Using the entries that follow, state how many lines contain the word "beam". The response is that number and nothing more.
╭─ Provided data
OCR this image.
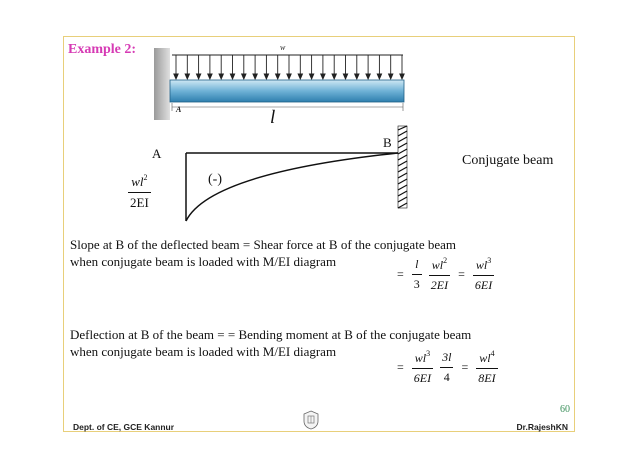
Example 2:	w
A	l
A
B
Conjugate beam
(-)
$\frac{wl^2}{2EI}$
Slope at B of the deflected beam = Shear force at B of the conjugate beam
when conjugate beam is loaded with M/EI diagram
= $\frac{l}{3}$
$\frac{wl^2}{2EI} = \frac{wl^3}{6EI}$
Deflection at B of the beam = = Bending moment at B of the conjugate beam
when conjugate beam is loaded with M/EI diagram
= $\frac{wl^3}{6EI}$
$\frac{3l}{4} = \frac{wl^4}{8EI}$
60
Dept. of CE, GCE Kannur	Dr.RajeshKN
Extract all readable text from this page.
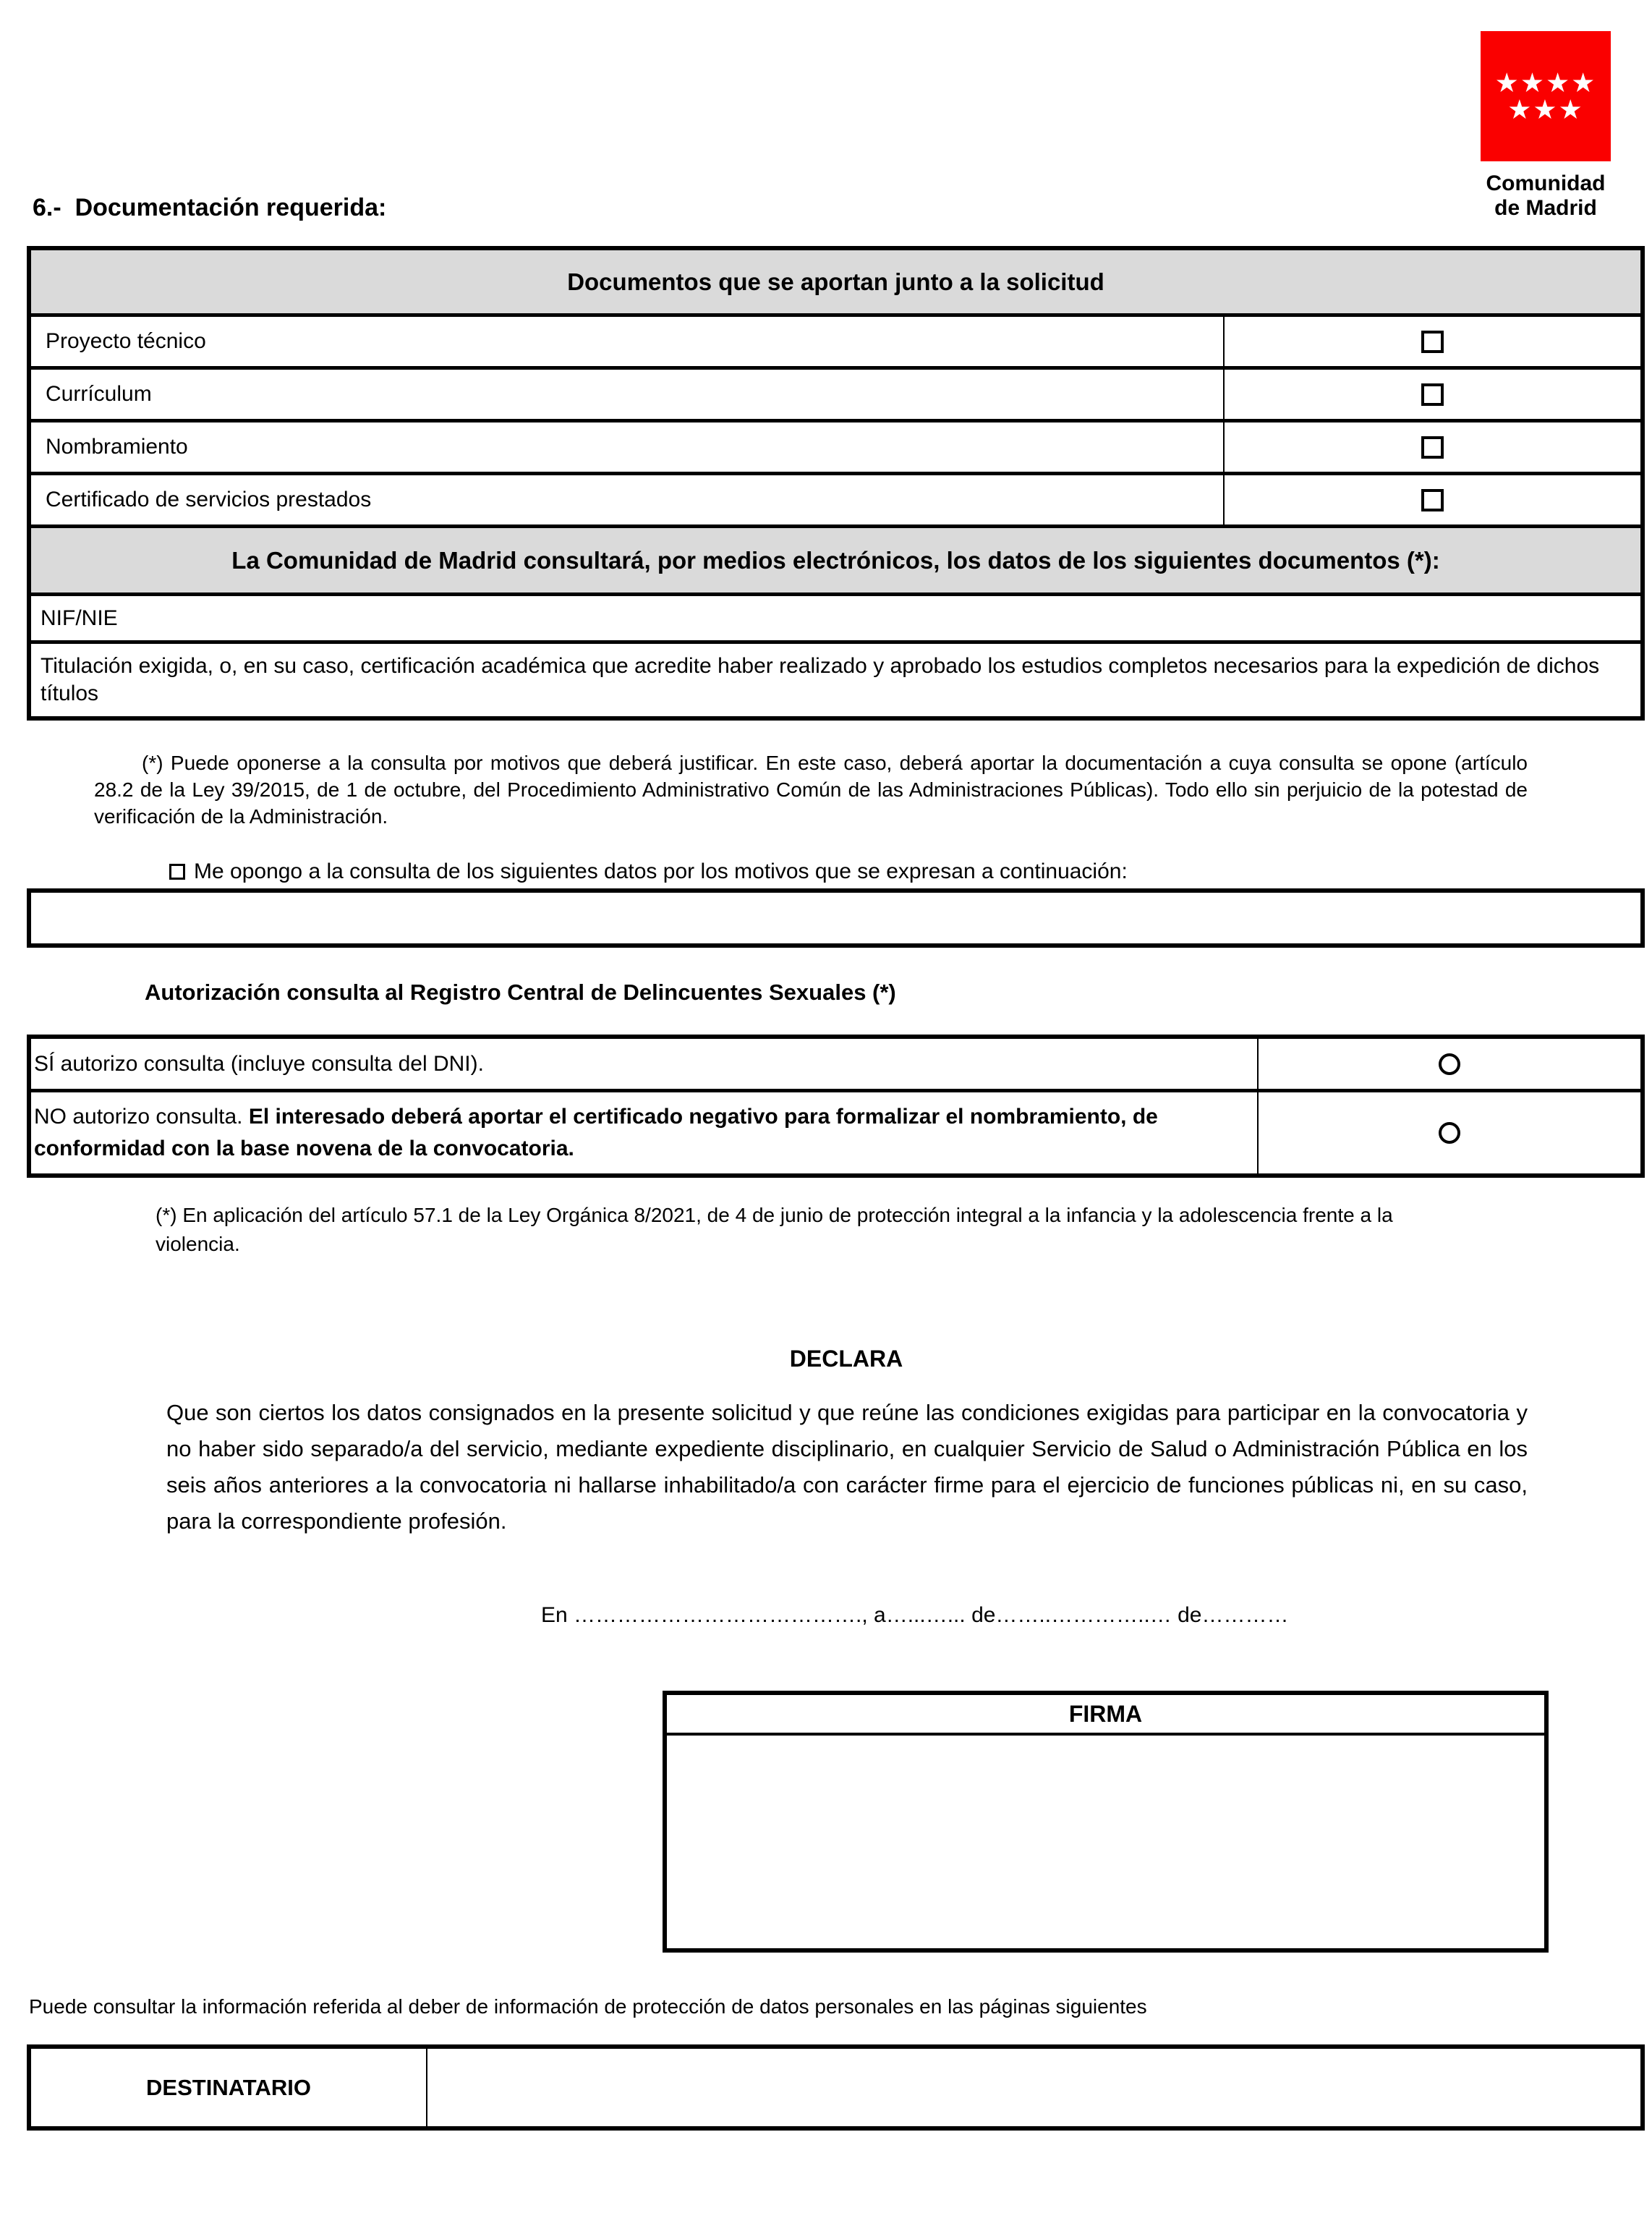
★★★★
★★★
Comunidad
de Madrid
6.-  Documentación requerida:
Documentos que se aportan junto a la solicitud
Proyecto técnico
Currículum
Nombramiento
Certificado de servicios prestados
La Comunidad de Madrid consultará, por medios electrónicos, los datos de los siguientes documentos (*):
NIF/NIE
Titulación exigida, o, en su caso, certificación académica que acredite haber realizado y aprobado los estudios completos necesarios para la expedición de dichos títulos
(*) Puede oponerse a la consulta por motivos que deberá justificar. En este caso, deberá aportar la documentación a cuya consulta se opone (artículo 28.2 de la Ley 39/2015, de 1 de octubre, del Procedimiento Administrativo Común de las Administraciones Públicas). Todo ello sin perjuicio de la potestad de verificación de la Administración.
Me opongo a la consulta de los siguientes datos por los motivos que se expresan a continuación:
Autorización consulta al Registro Central de Delincuentes Sexuales (*)
SÍ autorizo consulta (incluye consulta del DNI).
NO autorizo consulta. El interesado deberá aportar el certificado negativo para formalizar el nombramiento, de conformidad con la base novena de la convocatoria.
(*) En aplicación del artículo 57.1 de la Ley Orgánica 8/2021, de 4 de junio de protección integral a la infancia y la adolescencia frente a la violencia.
DECLARA
Que son ciertos los datos consignados en la presente solicitud y que reúne las condiciones exigidas para participar en la convocatoria y no haber sido separado/a del servicio, mediante expediente disciplinario, en cualquier Servicio de Salud o Administración Pública en los seis años anteriores a la convocatoria ni hallarse inhabilitado/a con carácter firme para el ejercicio de funciones públicas ni, en su caso, para la correspondiente profesión.
En …………………………………., a…...…... de……..…………..… de…………
FIRMA
Puede consultar la información referida al deber de información de protección de datos personales en las páginas siguientes
DESTINATARIO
╰─
Full output: 5